• **Work instruction**
Please copy the data shown below, word for word.

• **Input data**

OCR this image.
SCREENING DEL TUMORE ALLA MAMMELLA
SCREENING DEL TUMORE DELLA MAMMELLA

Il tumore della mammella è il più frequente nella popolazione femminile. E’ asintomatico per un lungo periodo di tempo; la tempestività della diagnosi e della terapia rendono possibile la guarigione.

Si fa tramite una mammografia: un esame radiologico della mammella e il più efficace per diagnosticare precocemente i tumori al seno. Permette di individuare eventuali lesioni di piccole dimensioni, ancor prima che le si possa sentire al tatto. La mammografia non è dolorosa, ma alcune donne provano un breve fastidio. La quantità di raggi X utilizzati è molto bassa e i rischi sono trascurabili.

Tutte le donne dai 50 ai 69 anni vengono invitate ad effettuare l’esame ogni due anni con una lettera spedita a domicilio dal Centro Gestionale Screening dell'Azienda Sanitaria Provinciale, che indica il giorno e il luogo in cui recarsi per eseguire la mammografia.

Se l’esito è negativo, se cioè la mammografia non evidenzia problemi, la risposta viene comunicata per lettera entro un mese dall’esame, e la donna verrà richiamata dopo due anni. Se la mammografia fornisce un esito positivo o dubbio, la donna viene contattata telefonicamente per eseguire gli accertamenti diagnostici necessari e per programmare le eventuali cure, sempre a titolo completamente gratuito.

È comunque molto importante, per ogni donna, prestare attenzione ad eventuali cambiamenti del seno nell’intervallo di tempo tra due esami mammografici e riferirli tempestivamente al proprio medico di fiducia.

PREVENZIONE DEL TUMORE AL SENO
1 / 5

• **Task answer**
OCR this image.
SCREENING DEL TUMORE ALLA MAMMELLA
SCREENING DEL TUMORE DELLA MAMMELLA

Il tumore della mammella è il più frequente nella popolazione femminile. E’ asintomatico per un lungo periodo di tempo; la tempestività della diagnosi e della terapia rendono possibile la guarigione.

Si fa tramite una mammografia: un esame radiologico della mammella e il più efficace per diagnosticare precocemente i tumori al seno. Permette di individuare eventuali lesioni di piccole dimensioni, ancor prima che le si possa sentire al tatto. La mammografia non è dolorosa, ma alcune donne provano un breve fastidio. La quantità di raggi X utilizzati è molto bassa e i rischi sono trascurabili.

Tutte le donne dai 50 ai 69 anni vengono invitate ad effettuare l’esame ogni due anni con una lettera spedita a domicilio dal Centro Gestionale Screening dell'Azienda Sanitaria Provinciale, che indica il giorno e il luogo in cui recarsi per eseguire la mammografia.

Se l’esito è negativo, se cioè la mammografia non evidenzia problemi, la risposta viene comunicata per lettera entro un mese dall’esame, e la donna verrà richiamata dopo due anni. Se la mammografia fornisce un esito positivo o dubbio, la donna viene contattata telefonicamente per eseguire gli accertamenti diagnostici necessari e per programmare le eventuali cure, sempre a titolo completamente gratuito.

È comunque molto importante, per ogni donna, prestare attenzione ad eventuali cambiamenti del seno nell’intervallo di tempo tra due esami mammografici e riferirli tempestivamente al proprio medico di fiducia.

PREVENZIONE DEL TUMORE AL SENO
1 / 5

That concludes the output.